** start Provided records **

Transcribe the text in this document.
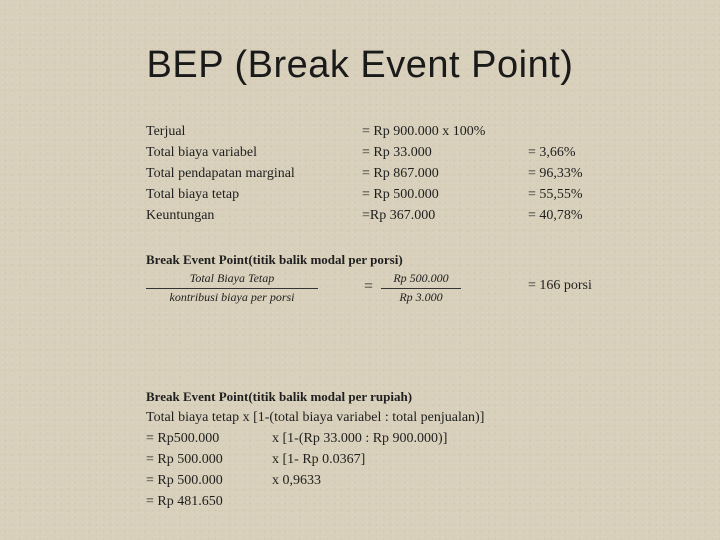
BEP (Break Event Point)
Terjual	= Rp 900.000 x 100%
Total biaya variabel	= Rp 33.000	= 3,66%
Total pendapatan marginal	= Rp 867.000	= 96,33%
Total biaya tetap	= Rp 500.000	= 55,55%
Keuntungan	=Rp 367.000	= 40,78%
Break Event Point(titik balik modal per porsi)
Total Biaya Tetap
kontribusi biaya per porsi
=	Rp 500.000
Rp 3.000
= 166 porsi
Break Event Point(titik balik modal per rupiah)
Total biaya tetap x [1-(total biaya variabel : total penjualan)]
= Rp500.000	x [1-(Rp 33.000 : Rp 900.000)]
= Rp 500.000	x [1- Rp 0.0367]
= Rp 500.000	x 0,9633
= Rp 481.650
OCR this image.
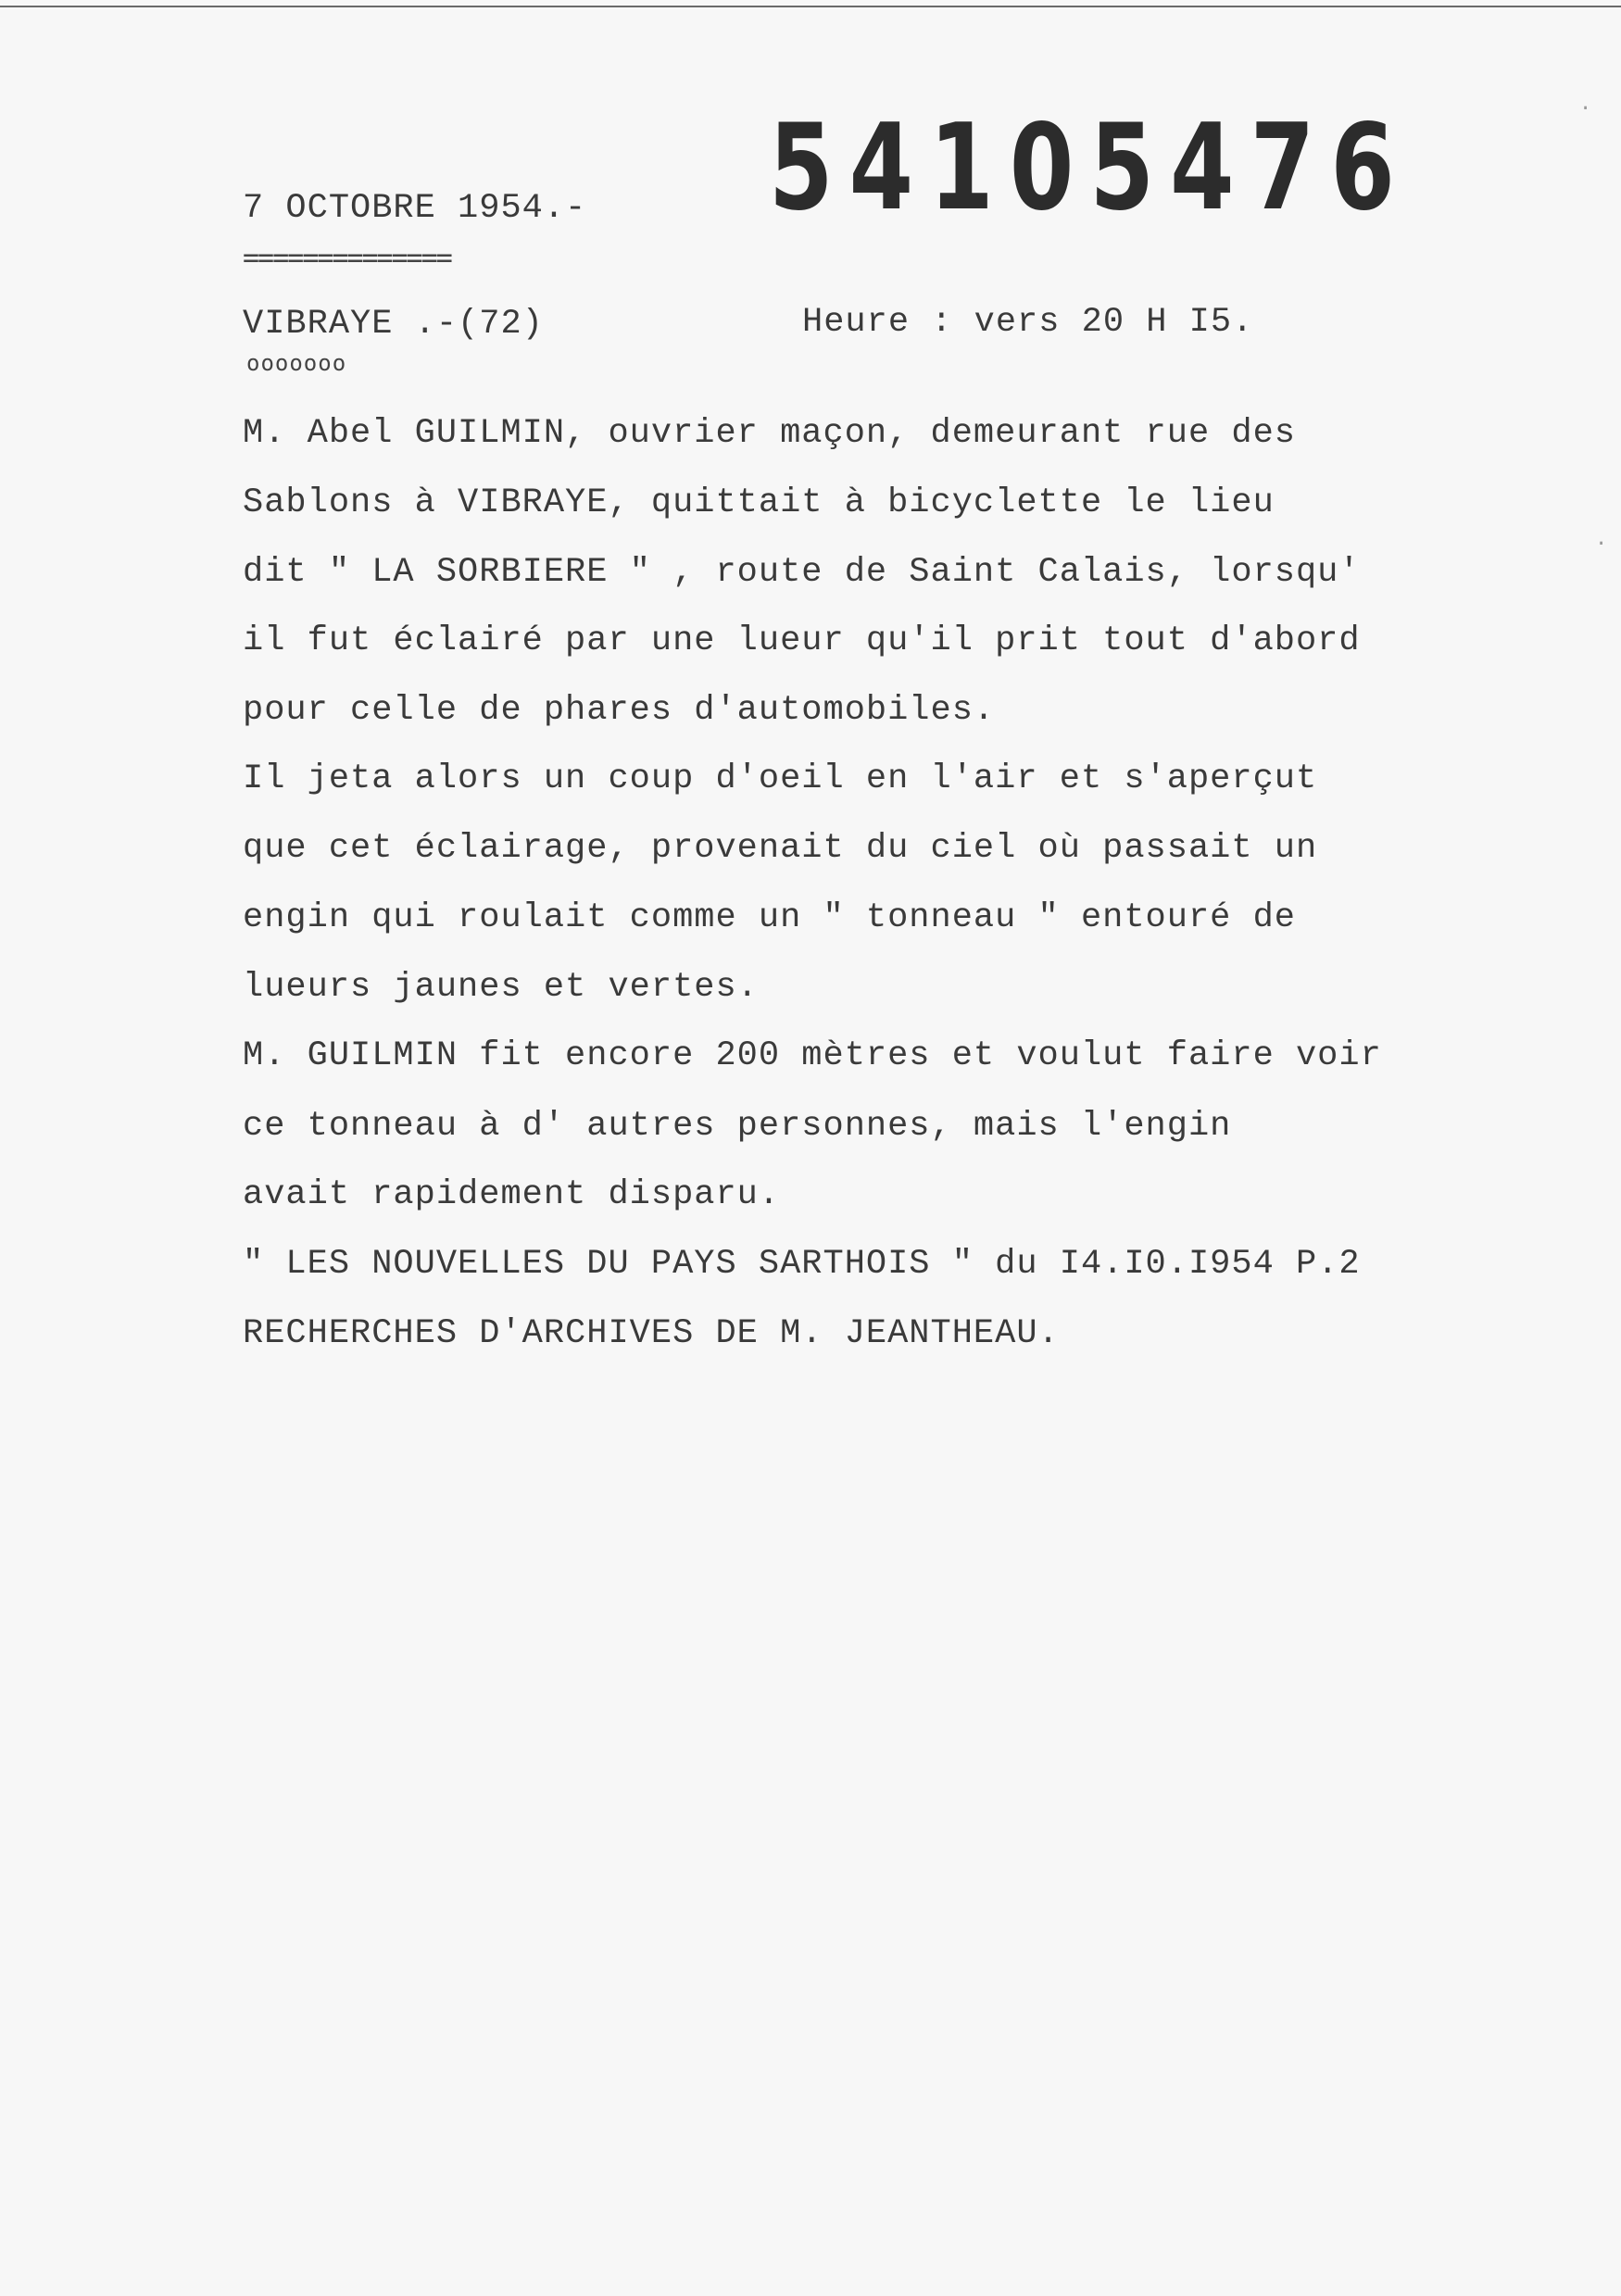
·
·
7 OCTOBRE 1954.-
==============
54105476
VIBRAYE .-(72)
ooooooo
Heure : vers 20 H I5.
M. Abel GUILMIN, ouvrier maçon, demeurant rue des
Sablons à VIBRAYE, quittait à bicyclette le lieu
dit " LA SORBIERE " , route de Saint Calais, lorsqu'
il fut éclairé par une lueur qu'il prit tout d'abord
pour celle de phares d'automobiles.
Il jeta alors un coup d'oeil en l'air et s'aperçut
que cet éclairage, provenait du ciel où passait un
engin qui roulait comme un " tonneau " entouré de
lueurs jaunes et vertes.
M. GUILMIN fit encore 200 mètres et voulut faire voir
ce tonneau à d' autres personnes, mais l'engin
avait rapidement disparu.
" LES NOUVELLES DU PAYS SARTHOIS " du I4.I0.I954 P.2
RECHERCHES D'ARCHIVES DE M. JEANTHEAU.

** end Provided records **

(Short task):
Display every line of the listing that contains the string "GUILMIN".

(Exercise result):
M. Abel GUILMIN, ouvrier maçon, demeurant rue des
M. GUILMIN fit encore 200 mètres et voulut faire voir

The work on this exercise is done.